** start of Material provided **
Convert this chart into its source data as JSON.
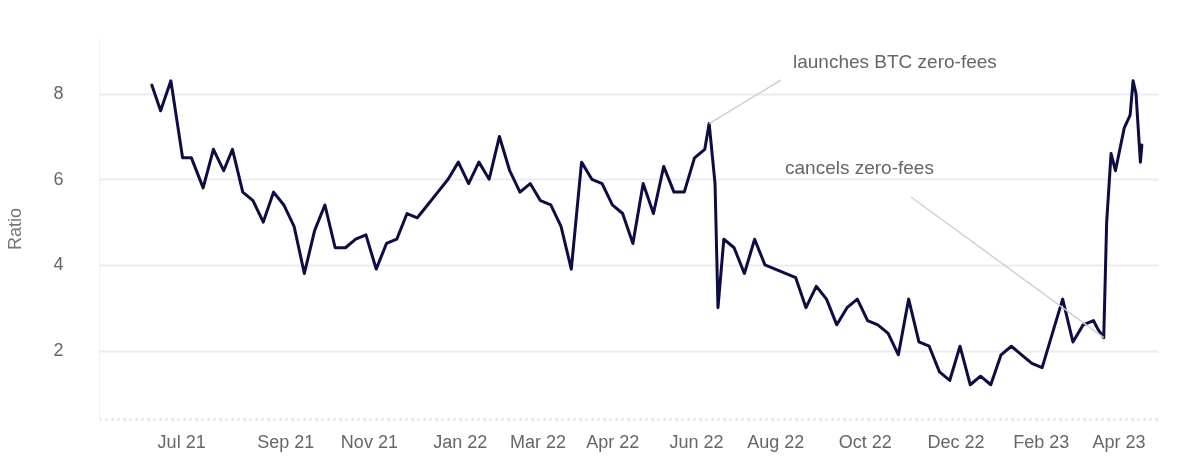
{
  "chart_data": {
    "type": "line",
    "ylabel": "Ratio",
    "grid": "y",
    "ylim": [
      0.4,
      9.3
    ],
    "yticks": [
      2,
      4,
      6,
      8
    ],
    "xlim": [
      "2021-05-06",
      "2023-04-28"
    ],
    "xticks": [
      {
        "value": "2021-07-01",
        "label": "Jul 21"
      },
      {
        "value": "2021-09-10",
        "label": "Sep 21"
      },
      {
        "value": "2021-11-06",
        "label": "Nov 21"
      },
      {
        "value": "2022-01-07",
        "label": "Jan 22"
      },
      {
        "value": "2022-03-01",
        "label": "Mar 22"
      },
      {
        "value": "2022-04-21",
        "label": "Apr 22"
      },
      {
        "value": "2022-06-17",
        "label": "Jun 22"
      },
      {
        "value": "2022-08-10",
        "label": "Aug 22"
      },
      {
        "value": "2022-10-10",
        "label": "Oct 22"
      },
      {
        "value": "2022-12-11",
        "label": "Dec 22"
      },
      {
        "value": "2023-02-07",
        "label": "Feb 23"
      },
      {
        "value": "2023-04-01",
        "label": "Apr 23"
      }
    ],
    "x": [
      "2021-06-11",
      "2021-06-17",
      "2021-06-24",
      "2021-07-02",
      "2021-07-08",
      "2021-07-16",
      "2021-07-23",
      "2021-07-30",
      "2021-08-05",
      "2021-08-12",
      "2021-08-19",
      "2021-08-26",
      "2021-09-02",
      "2021-09-09",
      "2021-09-16",
      "2021-09-23",
      "2021-09-30",
      "2021-10-07",
      "2021-10-14",
      "2021-10-21",
      "2021-10-28",
      "2021-11-04",
      "2021-11-11",
      "2021-11-18",
      "2021-11-25",
      "2021-12-02",
      "2021-12-09",
      "2021-12-16",
      "2021-12-23",
      "2021-12-30",
      "2022-01-06",
      "2022-01-13",
      "2022-01-20",
      "2022-01-27",
      "2022-02-03",
      "2022-02-10",
      "2022-02-17",
      "2022-02-24",
      "2022-03-03",
      "2022-03-10",
      "2022-03-17",
      "2022-03-24",
      "2022-03-31",
      "2022-04-07",
      "2022-04-14",
      "2022-04-21",
      "2022-04-28",
      "2022-05-05",
      "2022-05-12",
      "2022-05-19",
      "2022-05-26",
      "2022-06-02",
      "2022-06-09",
      "2022-06-16",
      "2022-06-23",
      "2022-06-26",
      "2022-06-30",
      "2022-07-02",
      "2022-07-06",
      "2022-07-13",
      "2022-07-20",
      "2022-07-27",
      "2022-08-03",
      "2022-08-10",
      "2022-08-17",
      "2022-08-24",
      "2022-08-31",
      "2022-09-07",
      "2022-09-14",
      "2022-09-21",
      "2022-09-28",
      "2022-10-05",
      "2022-10-12",
      "2022-10-19",
      "2022-10-26",
      "2022-11-02",
      "2022-11-09",
      "2022-11-16",
      "2022-11-23",
      "2022-11-30",
      "2022-12-07",
      "2022-12-14",
      "2022-12-21",
      "2022-12-28",
      "2023-01-04",
      "2023-01-11",
      "2023-01-18",
      "2023-01-25",
      "2023-02-01",
      "2023-02-08",
      "2023-02-15",
      "2023-02-22",
      "2023-03-01",
      "2023-03-08",
      "2023-03-15",
      "2023-03-18",
      "2023-03-22",
      "2023-03-24",
      "2023-03-27",
      "2023-03-30",
      "2023-04-02",
      "2023-04-05",
      "2023-04-09",
      "2023-04-11",
      "2023-04-13",
      "2023-04-16",
      "2023-04-17"
    ],
    "series": [
      {
        "color": "#0d0c45",
        "values": [
          8.2,
          7.6,
          8.3,
          6.5,
          6.5,
          5.8,
          6.7,
          6.2,
          6.7,
          5.7,
          5.5,
          5.0,
          5.7,
          5.4,
          4.9,
          3.8,
          4.8,
          5.4,
          4.4,
          4.4,
          4.6,
          4.7,
          3.9,
          4.5,
          4.6,
          5.2,
          5.1,
          5.4,
          5.7,
          6.0,
          6.4,
          5.9,
          6.4,
          6.0,
          7.0,
          6.2,
          5.7,
          5.9,
          5.5,
          5.4,
          4.9,
          3.9,
          6.4,
          6.0,
          5.9,
          5.4,
          5.2,
          4.5,
          5.9,
          5.2,
          6.3,
          5.7,
          5.7,
          6.5,
          6.7,
          7.3,
          5.9,
          3.0,
          4.6,
          4.4,
          3.8,
          4.6,
          4.0,
          3.9,
          3.8,
          3.7,
          3.0,
          3.5,
          3.2,
          2.6,
          3.0,
          3.2,
          2.7,
          2.6,
          2.4,
          1.9,
          3.2,
          2.2,
          2.1,
          1.5,
          1.3,
          2.1,
          1.2,
          1.4,
          1.2,
          1.9,
          2.1,
          1.9,
          1.7,
          1.6,
          2.4,
          3.2,
          2.2,
          2.6,
          2.7,
          2.5,
          2.3,
          5.0,
          6.6,
          6.2,
          6.7,
          7.2,
          7.5,
          8.3,
          8.0,
          6.4,
          6.8
        ]
      }
    ],
    "annotations": [
      {
        "text": "launches BTC zero-fees",
        "x": "2022-06-26",
        "y": 7.3
      },
      {
        "text": "cancels zero-fees",
        "x": "2023-03-22",
        "y": 2.3
      }
    ]
  }
}
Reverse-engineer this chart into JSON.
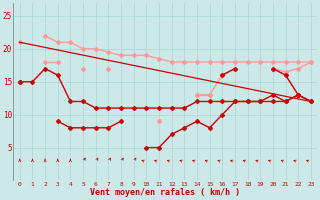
{
  "xlabel": "Vent moyen/en rafales ( km/h )",
  "x": [
    0,
    1,
    2,
    3,
    4,
    5,
    6,
    7,
    8,
    9,
    10,
    11,
    12,
    13,
    14,
    15,
    16,
    17,
    18,
    19,
    20,
    21,
    22,
    23
  ],
  "light1": [
    21,
    null,
    22,
    21,
    21,
    20,
    20,
    19.5,
    19,
    19,
    19,
    18.5,
    18,
    18,
    18,
    18,
    18,
    18,
    18,
    18,
    18,
    18,
    18,
    18
  ],
  "light2_x": [
    2,
    3,
    4,
    5,
    6,
    7,
    8,
    9,
    10,
    11,
    12,
    13,
    14,
    15,
    16,
    17,
    18,
    19,
    20,
    21,
    22,
    23
  ],
  "light2": [
    18,
    18,
    null,
    17,
    null,
    17,
    null,
    null,
    null,
    9,
    null,
    null,
    13,
    13,
    null,
    null,
    null,
    null,
    null,
    null,
    null,
    null
  ],
  "light3_x": [
    11,
    12,
    13,
    14,
    15,
    16,
    17,
    18,
    19,
    20,
    21,
    22,
    23
  ],
  "light3": [
    9,
    null,
    null,
    13,
    13,
    16,
    17,
    null,
    null,
    17,
    16.5,
    17,
    18
  ],
  "dark1": [
    21,
    null,
    null,
    null,
    null,
    null,
    null,
    null,
    null,
    null,
    null,
    null,
    null,
    null,
    null,
    null,
    null,
    null,
    null,
    null,
    null,
    null,
    null,
    12
  ],
  "dark2": [
    15,
    15,
    17,
    16,
    12,
    12,
    11,
    11,
    11,
    11,
    11,
    11,
    11,
    11,
    12,
    12,
    12,
    12,
    12,
    12,
    13,
    12,
    13,
    12
  ],
  "dark3": [
    15,
    null,
    null,
    9,
    8,
    8,
    8,
    8,
    9,
    null,
    5,
    5,
    7,
    8,
    9,
    8,
    10,
    12,
    12,
    12,
    12,
    12,
    13,
    12
  ],
  "dark4": [
    null,
    null,
    null,
    null,
    null,
    null,
    null,
    null,
    null,
    null,
    null,
    null,
    null,
    null,
    null,
    null,
    16,
    17,
    null,
    null,
    17,
    16,
    13,
    null
  ],
  "background": "#cce8e8",
  "grid_color": "#aad4d4",
  "dark": "#cc0000",
  "light": "#ff9999",
  "ylim": [
    0,
    27
  ],
  "yticks": [
    5,
    10,
    15,
    20,
    25
  ]
}
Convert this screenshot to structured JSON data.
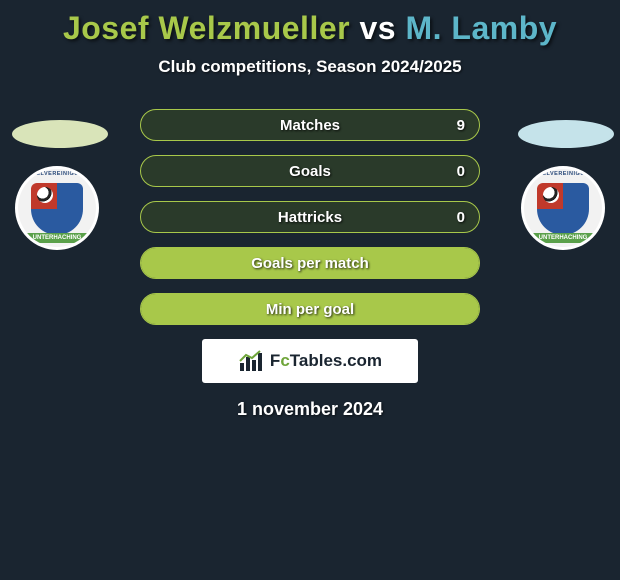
{
  "title": {
    "player1": "Josef Welzmueller",
    "vs": "vs",
    "player2": "M. Lamby",
    "p1_color": "#a8c84a",
    "p2_color": "#5db6c9"
  },
  "subtitle": "Club competitions, Season 2024/2025",
  "crest": {
    "arc_top": "SPIELVEREINIGUNG",
    "banner": "UNTERHACHING"
  },
  "stats": [
    {
      "label": "Matches",
      "lval": "",
      "rval": "9",
      "fill_pct": 0,
      "fill_color": "#a8c84a",
      "border": "#a8c84a"
    },
    {
      "label": "Goals",
      "lval": "",
      "rval": "0",
      "fill_pct": 0,
      "fill_color": "#a8c84a",
      "border": "#a8c84a"
    },
    {
      "label": "Hattricks",
      "lval": "",
      "rval": "0",
      "fill_pct": 0,
      "fill_color": "#a8c84a",
      "border": "#a8c84a"
    },
    {
      "label": "Goals per match",
      "lval": "",
      "rval": "",
      "fill_pct": 100,
      "fill_color": "#a8c84a",
      "border": "#a8c84a"
    },
    {
      "label": "Min per goal",
      "lval": "",
      "rval": "",
      "fill_pct": 100,
      "fill_color": "#a8c84a",
      "border": "#a8c84a"
    }
  ],
  "brand": {
    "prefix": "F",
    "c": "c",
    "suffix": "Tables.com"
  },
  "date": "1 november 2024",
  "colors": {
    "bg": "#1a2530",
    "bar_bg": "#2a3a2a",
    "text": "#ffffff"
  }
}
** end of Material provided **
[Exercise]
From the entries above, extract every line where the word "Convert" appears.

[Finished exercise]
Convert this chart into its source data as JSON.
Convert this screenshot to structured JSON data.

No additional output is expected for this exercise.